§ Direction
Return the material word for word. Do not include the pictures.

§ Task inputs

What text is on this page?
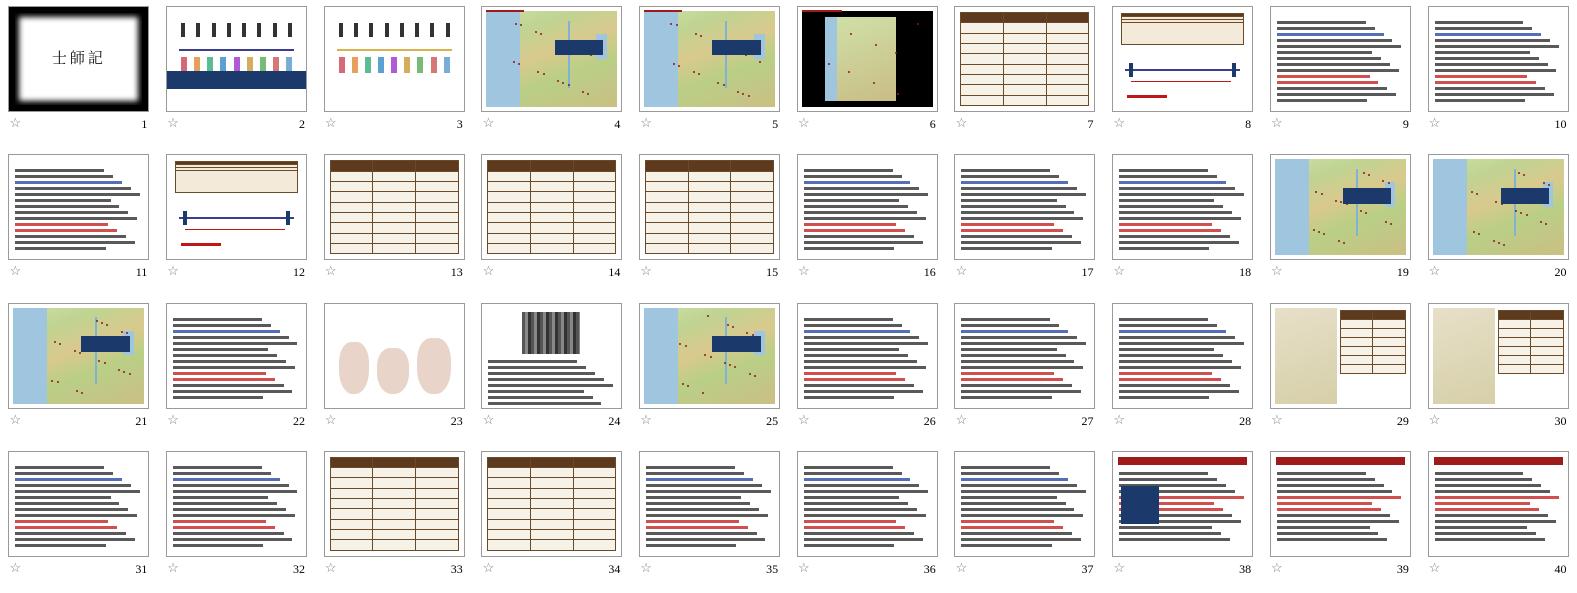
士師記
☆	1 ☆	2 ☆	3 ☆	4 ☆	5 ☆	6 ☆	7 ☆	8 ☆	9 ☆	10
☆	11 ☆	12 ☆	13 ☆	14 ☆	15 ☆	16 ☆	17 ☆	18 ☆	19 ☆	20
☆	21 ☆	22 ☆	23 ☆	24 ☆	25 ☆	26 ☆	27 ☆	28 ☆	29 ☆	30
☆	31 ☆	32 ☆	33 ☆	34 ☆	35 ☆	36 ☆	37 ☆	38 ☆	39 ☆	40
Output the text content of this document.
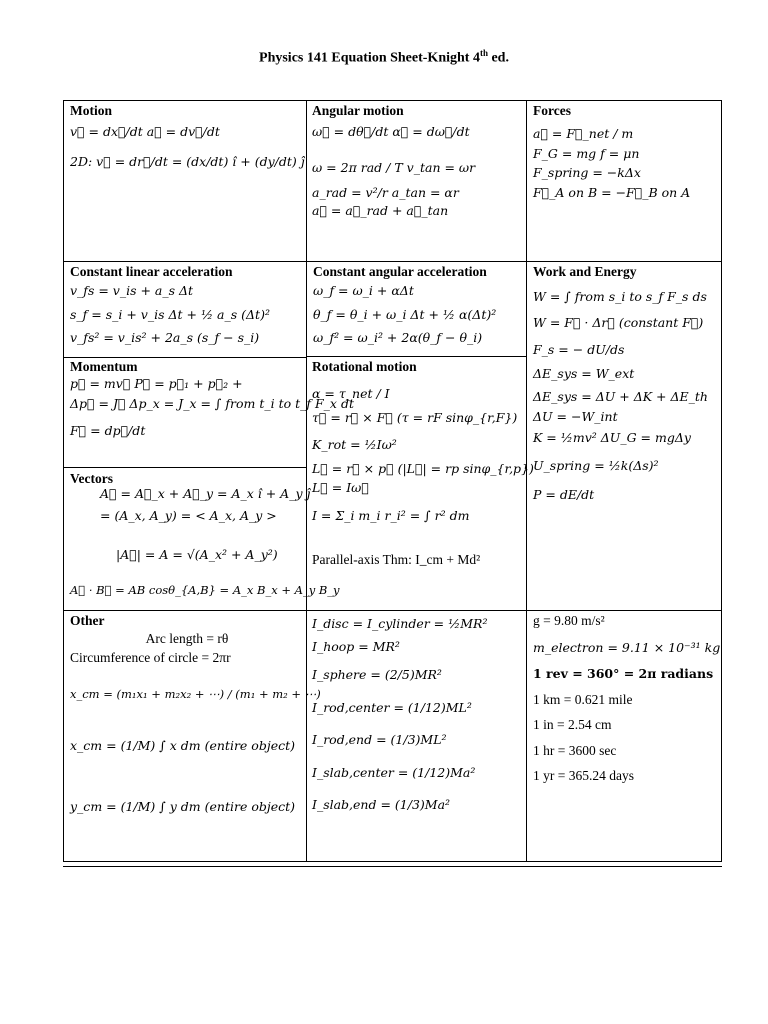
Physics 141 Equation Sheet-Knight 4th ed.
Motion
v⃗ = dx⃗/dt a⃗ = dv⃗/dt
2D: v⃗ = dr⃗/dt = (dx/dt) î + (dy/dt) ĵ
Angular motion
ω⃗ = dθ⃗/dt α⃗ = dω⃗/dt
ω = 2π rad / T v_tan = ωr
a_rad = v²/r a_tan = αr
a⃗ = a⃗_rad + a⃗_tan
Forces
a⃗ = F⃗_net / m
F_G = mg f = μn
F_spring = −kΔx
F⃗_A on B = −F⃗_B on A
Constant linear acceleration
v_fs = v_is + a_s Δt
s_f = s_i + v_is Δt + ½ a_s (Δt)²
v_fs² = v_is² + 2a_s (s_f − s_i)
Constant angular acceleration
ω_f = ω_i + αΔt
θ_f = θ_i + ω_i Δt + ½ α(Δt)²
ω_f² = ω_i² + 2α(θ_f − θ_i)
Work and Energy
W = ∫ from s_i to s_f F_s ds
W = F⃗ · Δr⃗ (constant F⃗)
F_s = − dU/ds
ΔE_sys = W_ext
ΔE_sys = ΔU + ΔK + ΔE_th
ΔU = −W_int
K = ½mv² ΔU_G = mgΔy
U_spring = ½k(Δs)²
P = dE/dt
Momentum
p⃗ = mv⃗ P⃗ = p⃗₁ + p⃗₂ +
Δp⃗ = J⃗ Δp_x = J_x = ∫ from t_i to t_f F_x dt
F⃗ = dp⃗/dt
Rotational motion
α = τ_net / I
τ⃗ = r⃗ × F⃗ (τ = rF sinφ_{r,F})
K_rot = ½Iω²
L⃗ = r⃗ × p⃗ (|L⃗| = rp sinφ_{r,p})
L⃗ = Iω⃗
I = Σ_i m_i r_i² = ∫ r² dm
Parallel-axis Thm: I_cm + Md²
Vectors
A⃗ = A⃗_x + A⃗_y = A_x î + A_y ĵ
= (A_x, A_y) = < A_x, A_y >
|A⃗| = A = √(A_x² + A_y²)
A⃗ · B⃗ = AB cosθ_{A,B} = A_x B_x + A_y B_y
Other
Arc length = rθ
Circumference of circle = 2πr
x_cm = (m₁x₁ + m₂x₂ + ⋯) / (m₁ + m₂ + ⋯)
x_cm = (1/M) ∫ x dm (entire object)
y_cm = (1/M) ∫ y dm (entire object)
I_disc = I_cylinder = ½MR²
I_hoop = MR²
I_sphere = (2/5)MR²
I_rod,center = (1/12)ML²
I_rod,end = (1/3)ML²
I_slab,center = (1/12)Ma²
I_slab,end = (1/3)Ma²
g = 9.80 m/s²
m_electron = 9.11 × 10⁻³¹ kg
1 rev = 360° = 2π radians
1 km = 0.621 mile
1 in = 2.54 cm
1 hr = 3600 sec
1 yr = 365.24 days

§ Answer for this exercise
What text is on this page?
士師記
☆	1 ☆	2 ☆	3 ☆	4 ☆	5 ☆	6 ☆	7 ☆	8 ☆	9 ☆	10
☆	11 ☆	12 ☆	13 ☆	14 ☆	15 ☆	16 ☆	17 ☆	18 ☆	19 ☆	20
☆	21 ☆	22 ☆	23 ☆	24 ☆	25 ☆	26 ☆	27 ☆	28 ☆	29 ☆	30
☆	31 ☆	32 ☆	33 ☆	34 ☆	35 ☆	36 ☆	37 ☆	38 ☆	39 ☆	40
Output the text content of this document.
Physics 141 Equation Sheet-Knight 4th ed.
Motion
v⃗ = dx⃗/dt a⃗ = dv⃗/dt
2D: v⃗ = dr⃗/dt = (dx/dt) î + (dy/dt) ĵ
Angular motion
ω⃗ = dθ⃗/dt α⃗ = dω⃗/dt
ω = 2π rad / T v_tan = ωr
a_rad = v²/r a_tan = αr
a⃗ = a⃗_rad + a⃗_tan
Forces
a⃗ = F⃗_net / m
F_G = mg f = μn
F_spring = −kΔx
F⃗_A on B = −F⃗_B on A
Constant linear acceleration
v_fs = v_is + a_s Δt
s_f = s_i + v_is Δt + ½ a_s (Δt)²
v_fs² = v_is² + 2a_s (s_f − s_i)
Constant angular acceleration
ω_f = ω_i + αΔt
θ_f = θ_i + ω_i Δt + ½ α(Δt)²
ω_f² = ω_i² + 2α(θ_f − θ_i)
Work and Energy
W = ∫ from s_i to s_f F_s ds
W = F⃗ · Δr⃗ (constant F⃗)
F_s = − dU/ds
ΔE_sys = W_ext
ΔE_sys = ΔU + ΔK + ΔE_th
ΔU = −W_int
K = ½mv² ΔU_G = mgΔy
U_spring = ½k(Δs)²
P = dE/dt
Momentum
p⃗ = mv⃗ P⃗ = p⃗₁ + p⃗₂ +
Δp⃗ = J⃗ Δp_x = J_x = ∫ from t_i to t_f F_x dt
F⃗ = dp⃗/dt
Rotational motion
α = τ_net / I
τ⃗ = r⃗ × F⃗ (τ = rF sinφ_{r,F})
K_rot = ½Iω²
L⃗ = r⃗ × p⃗ (|L⃗| = rp sinφ_{r,p})
L⃗ = Iω⃗
I = Σ_i m_i r_i² = ∫ r² dm
Parallel-axis Thm: I_cm + Md²
Vectors
A⃗ = A⃗_x + A⃗_y = A_x î + A_y ĵ
= (A_x, A_y) = < A_x, A_y >
|A⃗| = A = √(A_x² + A_y²)
A⃗ · B⃗ = AB cosθ_{A,B} = A_x B_x + A_y B_y
Other
Arc length = rθ
Circumference of circle = 2πr
x_cm = (m₁x₁ + m₂x₂ + ⋯) / (m₁ + m₂ + ⋯)
x_cm = (1/M) ∫ x dm (entire object)
y_cm = (1/M) ∫ y dm (entire object)
I_disc = I_cylinder = ½MR²
I_hoop = MR²
I_sphere = (2/5)MR²
I_rod,center = (1/12)ML²
I_rod,end = (1/3)ML²
I_slab,center = (1/12)Ma²
I_slab,end = (1/3)Ma²
g = 9.80 m/s²
m_electron = 9.11 × 10⁻³¹ kg
1 rev = 360° = 2π radians
1 km = 0.621 mile
1 in = 2.54 cm
1 hr = 3600 sec
1 yr = 365.24 days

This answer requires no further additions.